(TASK TO CARRY OUT)
In the items below, change every occurrence of "Active observations" to "Active samples" and write all the lines out again with nothing else altered.
··· PROVIDED RECORDS
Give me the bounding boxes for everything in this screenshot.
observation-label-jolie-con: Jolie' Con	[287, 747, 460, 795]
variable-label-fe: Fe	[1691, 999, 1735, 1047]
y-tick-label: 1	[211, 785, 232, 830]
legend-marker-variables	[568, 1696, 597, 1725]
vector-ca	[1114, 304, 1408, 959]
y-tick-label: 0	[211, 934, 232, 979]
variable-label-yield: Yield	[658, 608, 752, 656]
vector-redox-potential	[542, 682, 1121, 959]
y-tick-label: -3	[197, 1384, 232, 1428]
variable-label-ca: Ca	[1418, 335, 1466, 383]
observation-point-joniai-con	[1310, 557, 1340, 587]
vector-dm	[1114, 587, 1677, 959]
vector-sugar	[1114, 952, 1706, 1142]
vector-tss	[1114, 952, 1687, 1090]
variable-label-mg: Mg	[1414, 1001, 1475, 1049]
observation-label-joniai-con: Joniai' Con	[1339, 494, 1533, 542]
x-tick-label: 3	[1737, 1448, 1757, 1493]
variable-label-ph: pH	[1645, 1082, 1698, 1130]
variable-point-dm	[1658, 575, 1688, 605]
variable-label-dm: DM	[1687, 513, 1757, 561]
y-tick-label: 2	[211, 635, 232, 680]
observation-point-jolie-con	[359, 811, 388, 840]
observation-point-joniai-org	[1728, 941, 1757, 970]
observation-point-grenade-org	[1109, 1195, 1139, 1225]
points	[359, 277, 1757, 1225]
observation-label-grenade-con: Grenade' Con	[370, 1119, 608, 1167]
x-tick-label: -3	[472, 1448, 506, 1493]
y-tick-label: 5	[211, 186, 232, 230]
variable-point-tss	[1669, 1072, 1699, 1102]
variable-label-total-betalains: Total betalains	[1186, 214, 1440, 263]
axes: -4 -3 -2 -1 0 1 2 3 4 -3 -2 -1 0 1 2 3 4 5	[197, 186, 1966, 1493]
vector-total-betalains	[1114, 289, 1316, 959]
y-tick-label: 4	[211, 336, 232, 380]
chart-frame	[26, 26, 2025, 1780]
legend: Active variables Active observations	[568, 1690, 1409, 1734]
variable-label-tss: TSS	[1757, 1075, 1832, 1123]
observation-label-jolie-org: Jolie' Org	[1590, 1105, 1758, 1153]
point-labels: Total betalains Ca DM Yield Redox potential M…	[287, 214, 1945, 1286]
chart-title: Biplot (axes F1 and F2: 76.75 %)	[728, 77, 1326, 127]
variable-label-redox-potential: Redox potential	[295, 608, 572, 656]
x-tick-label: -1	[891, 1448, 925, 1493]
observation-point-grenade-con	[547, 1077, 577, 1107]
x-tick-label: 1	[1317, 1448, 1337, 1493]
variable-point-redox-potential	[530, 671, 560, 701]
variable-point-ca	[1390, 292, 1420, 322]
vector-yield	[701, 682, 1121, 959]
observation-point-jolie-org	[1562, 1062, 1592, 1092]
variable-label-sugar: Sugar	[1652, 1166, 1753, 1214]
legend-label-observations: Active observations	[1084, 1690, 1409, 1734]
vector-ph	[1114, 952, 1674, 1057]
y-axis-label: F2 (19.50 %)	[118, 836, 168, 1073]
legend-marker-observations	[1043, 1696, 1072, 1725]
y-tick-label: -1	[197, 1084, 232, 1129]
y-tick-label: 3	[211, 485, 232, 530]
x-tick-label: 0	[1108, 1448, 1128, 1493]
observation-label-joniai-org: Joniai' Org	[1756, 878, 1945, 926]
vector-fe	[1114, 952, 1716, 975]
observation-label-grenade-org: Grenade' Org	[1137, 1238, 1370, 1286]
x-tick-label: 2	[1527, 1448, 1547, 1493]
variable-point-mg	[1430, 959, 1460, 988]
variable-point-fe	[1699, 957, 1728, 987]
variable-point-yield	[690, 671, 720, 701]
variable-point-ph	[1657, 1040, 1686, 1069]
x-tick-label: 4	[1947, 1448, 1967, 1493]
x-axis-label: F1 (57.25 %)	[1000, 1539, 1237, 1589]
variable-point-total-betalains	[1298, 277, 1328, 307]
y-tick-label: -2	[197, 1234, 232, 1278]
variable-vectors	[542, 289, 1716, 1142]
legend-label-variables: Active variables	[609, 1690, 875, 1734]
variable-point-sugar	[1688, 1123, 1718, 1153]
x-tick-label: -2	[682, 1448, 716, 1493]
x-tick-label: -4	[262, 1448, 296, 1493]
······
(RESULT OF THE EXERCISE)
Give me the bounding boxes for everything in this screenshot.
observation-label-jolie-con: Jolie' Con	[287, 747, 460, 795]
variable-label-fe: Fe	[1691, 999, 1735, 1047]
y-tick-label: 1	[211, 785, 232, 830]
legend-marker-variables	[568, 1696, 597, 1725]
vector-ca	[1114, 304, 1408, 959]
y-tick-label: 0	[211, 934, 232, 979]
variable-label-yield: Yield	[658, 608, 752, 656]
vector-redox-potential	[542, 682, 1121, 959]
y-tick-label: -3	[197, 1384, 232, 1428]
variable-label-ca: Ca	[1418, 335, 1466, 383]
observation-point-joniai-con	[1310, 557, 1340, 587]
vector-dm	[1114, 587, 1677, 959]
vector-sugar	[1114, 952, 1706, 1142]
vector-tss	[1114, 952, 1687, 1090]
variable-label-mg: Mg	[1414, 1001, 1475, 1049]
observation-label-joniai-con: Joniai' Con	[1339, 494, 1533, 542]
x-tick-label: 3	[1737, 1448, 1757, 1493]
variable-label-ph: pH	[1645, 1082, 1698, 1130]
variable-point-dm	[1658, 575, 1688, 605]
variable-label-dm: DM	[1687, 513, 1757, 561]
y-tick-label: 2	[211, 635, 232, 680]
observation-point-jolie-con	[359, 811, 388, 840]
observation-point-joniai-org	[1728, 941, 1757, 970]
observation-point-grenade-org	[1109, 1195, 1139, 1225]
points	[359, 277, 1757, 1225]
observation-label-grenade-con: Grenade' Con	[370, 1119, 608, 1167]
x-tick-label: -3	[472, 1448, 506, 1493]
y-tick-label: 5	[211, 186, 232, 230]
variable-point-tss	[1669, 1072, 1699, 1102]
variable-label-total-betalains: Total betalains	[1186, 214, 1440, 263]
axes: -4 -3 -2 -1 0 1 2 3 4 -3 -2 -1 0 1 2 3 4 5	[197, 186, 1966, 1493]
vector-total-betalains	[1114, 289, 1316, 959]
y-tick-label: 4	[211, 336, 232, 380]
chart-frame	[26, 26, 2025, 1780]
legend: Active variables Active samples	[568, 1690, 1409, 1734]
variable-label-tss: TSS	[1757, 1075, 1832, 1123]
observation-label-jolie-org: Jolie' Org	[1590, 1105, 1758, 1153]
point-labels: Total betalains Ca DM Yield Redox potential M…	[287, 214, 1945, 1286]
chart-title: Biplot (axes F1 and F2: 76.75 %)	[728, 77, 1326, 127]
variable-label-redox-potential: Redox potential	[295, 608, 572, 656]
x-tick-label: -1	[891, 1448, 925, 1493]
observation-point-grenade-con	[547, 1077, 577, 1107]
x-tick-label: 1	[1317, 1448, 1337, 1493]
variable-point-redox-potential	[530, 671, 560, 701]
variable-point-ca	[1390, 292, 1420, 322]
vector-yield	[701, 682, 1121, 959]
observation-point-jolie-org	[1562, 1062, 1592, 1092]
variable-label-sugar: Sugar	[1652, 1166, 1753, 1214]
legend-label-observations: Active samples	[1084, 1690, 1409, 1734]
vector-ph	[1114, 952, 1674, 1057]
y-axis-label: F2 (19.50 %)	[118, 836, 168, 1073]
legend-marker-observations	[1043, 1696, 1072, 1725]
y-tick-label: -1	[197, 1084, 232, 1129]
y-tick-label: 3	[211, 485, 232, 530]
x-tick-label: 0	[1108, 1448, 1128, 1493]
observation-label-joniai-org: Joniai' Org	[1756, 878, 1945, 926]
vector-fe	[1114, 952, 1716, 975]
observation-label-grenade-org: Grenade' Org	[1137, 1238, 1370, 1286]
x-tick-label: 2	[1527, 1448, 1547, 1493]
variable-point-mg	[1430, 959, 1460, 988]
variable-point-fe	[1699, 957, 1728, 987]
variable-point-yield	[690, 671, 720, 701]
variable-point-ph	[1657, 1040, 1686, 1069]
x-tick-label: 4	[1947, 1448, 1967, 1493]
x-axis-label: F1 (57.25 %)	[1000, 1539, 1237, 1589]
variable-point-total-betalains	[1298, 277, 1328, 307]
y-tick-label: -2	[197, 1234, 232, 1278]
variable-vectors	[542, 289, 1716, 1142]
legend-label-variables: Active variables	[609, 1690, 875, 1734]
variable-point-sugar	[1688, 1123, 1718, 1153]
x-tick-label: -2	[682, 1448, 716, 1493]
x-tick-label: -4	[262, 1448, 296, 1493]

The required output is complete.